Collected data entries
#####

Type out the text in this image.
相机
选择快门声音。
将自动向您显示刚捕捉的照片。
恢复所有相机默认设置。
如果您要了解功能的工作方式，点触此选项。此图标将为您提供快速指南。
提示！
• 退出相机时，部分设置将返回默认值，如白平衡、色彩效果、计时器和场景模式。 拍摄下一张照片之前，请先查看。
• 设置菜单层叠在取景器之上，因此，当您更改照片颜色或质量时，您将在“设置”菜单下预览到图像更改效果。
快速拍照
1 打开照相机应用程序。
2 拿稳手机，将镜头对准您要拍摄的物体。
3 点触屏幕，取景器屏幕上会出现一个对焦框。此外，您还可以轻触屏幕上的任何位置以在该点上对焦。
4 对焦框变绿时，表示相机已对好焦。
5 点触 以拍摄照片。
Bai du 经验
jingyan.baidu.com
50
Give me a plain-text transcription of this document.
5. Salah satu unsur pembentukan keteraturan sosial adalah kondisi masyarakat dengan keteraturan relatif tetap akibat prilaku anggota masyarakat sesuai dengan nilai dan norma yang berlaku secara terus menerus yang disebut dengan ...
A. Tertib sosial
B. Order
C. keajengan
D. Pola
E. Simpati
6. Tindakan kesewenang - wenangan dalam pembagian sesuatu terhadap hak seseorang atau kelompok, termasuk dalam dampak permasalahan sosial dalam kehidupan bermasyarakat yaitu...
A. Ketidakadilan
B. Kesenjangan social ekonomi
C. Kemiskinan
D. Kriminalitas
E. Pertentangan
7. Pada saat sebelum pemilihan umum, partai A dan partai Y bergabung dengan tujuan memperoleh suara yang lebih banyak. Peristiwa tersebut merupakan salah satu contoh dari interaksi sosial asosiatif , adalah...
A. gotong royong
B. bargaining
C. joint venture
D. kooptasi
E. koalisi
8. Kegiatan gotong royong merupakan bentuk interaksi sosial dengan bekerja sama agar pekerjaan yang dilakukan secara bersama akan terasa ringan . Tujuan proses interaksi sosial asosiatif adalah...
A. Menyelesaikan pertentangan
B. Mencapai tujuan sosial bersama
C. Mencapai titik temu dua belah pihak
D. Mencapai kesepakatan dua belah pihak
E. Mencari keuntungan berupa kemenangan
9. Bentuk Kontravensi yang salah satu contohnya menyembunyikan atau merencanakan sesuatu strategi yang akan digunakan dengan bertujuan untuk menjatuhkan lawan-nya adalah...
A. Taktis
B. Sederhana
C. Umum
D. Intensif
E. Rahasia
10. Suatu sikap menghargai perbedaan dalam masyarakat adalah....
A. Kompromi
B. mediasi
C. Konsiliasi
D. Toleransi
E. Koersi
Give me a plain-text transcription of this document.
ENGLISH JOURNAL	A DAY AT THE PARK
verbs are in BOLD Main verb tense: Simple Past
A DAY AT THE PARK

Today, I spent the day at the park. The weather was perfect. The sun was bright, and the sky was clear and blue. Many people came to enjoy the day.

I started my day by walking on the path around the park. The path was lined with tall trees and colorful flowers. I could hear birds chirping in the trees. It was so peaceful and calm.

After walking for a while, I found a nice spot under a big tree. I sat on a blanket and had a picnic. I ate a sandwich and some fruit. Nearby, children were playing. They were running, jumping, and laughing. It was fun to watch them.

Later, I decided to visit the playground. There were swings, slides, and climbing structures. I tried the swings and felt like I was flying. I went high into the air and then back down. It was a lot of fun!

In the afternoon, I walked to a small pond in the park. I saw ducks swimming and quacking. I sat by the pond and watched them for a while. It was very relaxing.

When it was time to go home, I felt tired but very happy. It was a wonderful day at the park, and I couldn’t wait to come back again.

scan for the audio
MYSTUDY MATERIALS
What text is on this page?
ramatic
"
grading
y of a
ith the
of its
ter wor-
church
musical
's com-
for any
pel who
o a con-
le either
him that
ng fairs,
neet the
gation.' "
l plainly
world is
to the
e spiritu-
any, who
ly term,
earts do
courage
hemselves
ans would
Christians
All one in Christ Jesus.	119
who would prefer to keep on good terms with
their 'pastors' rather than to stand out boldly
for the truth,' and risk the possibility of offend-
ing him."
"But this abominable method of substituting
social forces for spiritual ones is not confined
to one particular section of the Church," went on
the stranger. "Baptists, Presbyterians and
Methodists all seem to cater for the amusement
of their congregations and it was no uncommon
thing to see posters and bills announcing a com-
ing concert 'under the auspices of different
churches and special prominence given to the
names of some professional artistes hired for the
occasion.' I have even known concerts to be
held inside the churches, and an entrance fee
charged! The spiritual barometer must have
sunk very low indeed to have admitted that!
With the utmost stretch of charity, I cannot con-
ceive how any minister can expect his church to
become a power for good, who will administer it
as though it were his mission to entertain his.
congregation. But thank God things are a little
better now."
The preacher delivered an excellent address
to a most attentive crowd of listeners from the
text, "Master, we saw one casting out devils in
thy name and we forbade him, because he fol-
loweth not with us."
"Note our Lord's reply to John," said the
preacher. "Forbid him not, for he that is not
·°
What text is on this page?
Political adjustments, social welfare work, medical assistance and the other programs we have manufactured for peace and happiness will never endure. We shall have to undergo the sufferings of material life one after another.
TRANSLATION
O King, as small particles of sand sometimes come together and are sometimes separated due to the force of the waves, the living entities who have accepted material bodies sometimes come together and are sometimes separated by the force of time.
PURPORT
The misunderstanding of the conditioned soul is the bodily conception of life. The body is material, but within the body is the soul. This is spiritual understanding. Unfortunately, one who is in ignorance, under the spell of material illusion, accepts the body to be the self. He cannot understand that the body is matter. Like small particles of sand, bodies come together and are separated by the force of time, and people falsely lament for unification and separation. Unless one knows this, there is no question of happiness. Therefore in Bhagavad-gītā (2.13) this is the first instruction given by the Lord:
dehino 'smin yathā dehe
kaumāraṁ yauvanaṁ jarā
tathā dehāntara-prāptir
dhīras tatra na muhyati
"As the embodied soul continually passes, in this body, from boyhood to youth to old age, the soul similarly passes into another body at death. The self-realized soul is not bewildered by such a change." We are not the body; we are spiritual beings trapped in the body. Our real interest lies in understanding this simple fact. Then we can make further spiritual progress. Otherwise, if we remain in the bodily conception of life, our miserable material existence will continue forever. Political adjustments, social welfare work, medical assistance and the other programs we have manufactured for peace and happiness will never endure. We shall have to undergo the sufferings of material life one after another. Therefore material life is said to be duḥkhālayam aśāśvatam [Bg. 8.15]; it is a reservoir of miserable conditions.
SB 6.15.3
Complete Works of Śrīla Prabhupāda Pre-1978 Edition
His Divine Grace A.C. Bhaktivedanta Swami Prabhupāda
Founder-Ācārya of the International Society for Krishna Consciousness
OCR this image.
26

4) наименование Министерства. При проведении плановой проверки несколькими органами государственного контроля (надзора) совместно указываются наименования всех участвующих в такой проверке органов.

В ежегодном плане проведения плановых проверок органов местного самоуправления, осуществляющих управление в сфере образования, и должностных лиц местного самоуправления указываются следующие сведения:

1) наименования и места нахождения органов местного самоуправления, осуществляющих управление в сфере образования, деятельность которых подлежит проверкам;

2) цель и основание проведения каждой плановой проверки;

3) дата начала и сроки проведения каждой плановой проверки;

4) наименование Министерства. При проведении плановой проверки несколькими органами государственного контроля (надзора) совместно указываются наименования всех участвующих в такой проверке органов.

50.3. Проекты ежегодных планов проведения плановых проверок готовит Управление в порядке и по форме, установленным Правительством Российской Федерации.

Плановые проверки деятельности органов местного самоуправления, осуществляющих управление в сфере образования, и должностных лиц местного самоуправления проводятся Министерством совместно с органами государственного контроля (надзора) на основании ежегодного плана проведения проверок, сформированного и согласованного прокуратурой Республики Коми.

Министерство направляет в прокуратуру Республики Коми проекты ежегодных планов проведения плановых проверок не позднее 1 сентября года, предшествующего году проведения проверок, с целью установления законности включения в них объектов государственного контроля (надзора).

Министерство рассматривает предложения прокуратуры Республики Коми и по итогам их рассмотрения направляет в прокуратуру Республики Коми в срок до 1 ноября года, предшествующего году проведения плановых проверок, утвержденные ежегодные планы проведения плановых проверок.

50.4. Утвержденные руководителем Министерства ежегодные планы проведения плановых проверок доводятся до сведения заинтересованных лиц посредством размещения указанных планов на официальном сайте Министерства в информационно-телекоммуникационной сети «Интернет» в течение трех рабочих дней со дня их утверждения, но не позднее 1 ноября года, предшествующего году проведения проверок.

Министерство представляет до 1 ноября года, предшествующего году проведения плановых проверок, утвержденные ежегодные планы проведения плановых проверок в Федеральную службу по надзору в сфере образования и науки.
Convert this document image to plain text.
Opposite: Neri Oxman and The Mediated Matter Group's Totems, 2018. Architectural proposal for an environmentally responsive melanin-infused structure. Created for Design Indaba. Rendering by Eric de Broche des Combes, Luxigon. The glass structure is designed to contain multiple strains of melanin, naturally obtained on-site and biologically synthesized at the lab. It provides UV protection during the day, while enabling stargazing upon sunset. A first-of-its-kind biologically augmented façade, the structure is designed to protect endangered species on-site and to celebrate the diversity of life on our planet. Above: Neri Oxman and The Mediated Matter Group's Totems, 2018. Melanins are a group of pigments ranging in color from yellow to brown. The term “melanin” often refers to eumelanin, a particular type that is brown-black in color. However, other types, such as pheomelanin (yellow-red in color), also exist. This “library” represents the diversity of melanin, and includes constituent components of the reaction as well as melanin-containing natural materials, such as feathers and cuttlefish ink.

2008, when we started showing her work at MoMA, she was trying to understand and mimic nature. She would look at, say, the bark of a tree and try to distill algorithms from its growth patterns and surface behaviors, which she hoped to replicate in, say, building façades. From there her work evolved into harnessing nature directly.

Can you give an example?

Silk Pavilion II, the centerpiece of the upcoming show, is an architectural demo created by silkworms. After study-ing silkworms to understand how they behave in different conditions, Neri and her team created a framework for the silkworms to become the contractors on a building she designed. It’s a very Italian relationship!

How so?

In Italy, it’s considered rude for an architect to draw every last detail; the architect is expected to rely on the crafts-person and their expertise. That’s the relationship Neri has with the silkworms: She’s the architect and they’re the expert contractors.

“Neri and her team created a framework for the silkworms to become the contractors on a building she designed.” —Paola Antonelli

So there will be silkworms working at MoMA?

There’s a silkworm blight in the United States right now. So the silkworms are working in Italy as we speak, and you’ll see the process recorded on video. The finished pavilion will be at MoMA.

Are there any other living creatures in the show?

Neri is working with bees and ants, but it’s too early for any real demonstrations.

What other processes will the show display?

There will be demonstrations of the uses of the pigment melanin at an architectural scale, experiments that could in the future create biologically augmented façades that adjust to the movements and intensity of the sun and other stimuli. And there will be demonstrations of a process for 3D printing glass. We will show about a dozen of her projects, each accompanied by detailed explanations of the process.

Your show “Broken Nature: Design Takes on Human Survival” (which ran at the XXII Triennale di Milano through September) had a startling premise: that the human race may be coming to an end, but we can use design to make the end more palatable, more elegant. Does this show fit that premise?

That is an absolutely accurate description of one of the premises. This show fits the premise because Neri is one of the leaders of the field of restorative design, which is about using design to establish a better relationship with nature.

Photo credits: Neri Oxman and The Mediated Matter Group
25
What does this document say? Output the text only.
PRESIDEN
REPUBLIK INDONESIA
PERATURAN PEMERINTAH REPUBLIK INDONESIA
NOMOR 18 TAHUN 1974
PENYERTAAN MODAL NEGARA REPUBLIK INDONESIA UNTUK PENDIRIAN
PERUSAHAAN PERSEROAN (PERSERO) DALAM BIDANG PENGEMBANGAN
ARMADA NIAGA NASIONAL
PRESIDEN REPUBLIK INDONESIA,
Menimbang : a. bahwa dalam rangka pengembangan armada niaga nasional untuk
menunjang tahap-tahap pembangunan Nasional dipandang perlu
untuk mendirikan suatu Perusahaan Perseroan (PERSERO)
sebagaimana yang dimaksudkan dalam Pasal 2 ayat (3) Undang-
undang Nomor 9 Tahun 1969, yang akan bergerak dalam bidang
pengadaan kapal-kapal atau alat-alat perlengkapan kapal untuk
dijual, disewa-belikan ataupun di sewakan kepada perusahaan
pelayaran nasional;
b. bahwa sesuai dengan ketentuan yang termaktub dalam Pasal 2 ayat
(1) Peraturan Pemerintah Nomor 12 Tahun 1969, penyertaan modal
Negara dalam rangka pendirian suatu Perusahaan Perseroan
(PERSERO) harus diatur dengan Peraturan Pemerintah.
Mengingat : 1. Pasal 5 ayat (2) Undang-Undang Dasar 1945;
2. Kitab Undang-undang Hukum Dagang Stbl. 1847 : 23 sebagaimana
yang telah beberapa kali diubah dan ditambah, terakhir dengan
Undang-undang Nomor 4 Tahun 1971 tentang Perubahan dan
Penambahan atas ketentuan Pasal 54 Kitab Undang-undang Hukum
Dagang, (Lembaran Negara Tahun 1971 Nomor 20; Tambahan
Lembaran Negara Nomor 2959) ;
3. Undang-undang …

#####

| Problem to work on |
Going through the data, tally the lines containing "Dagang" and report only the result.

| Output |
2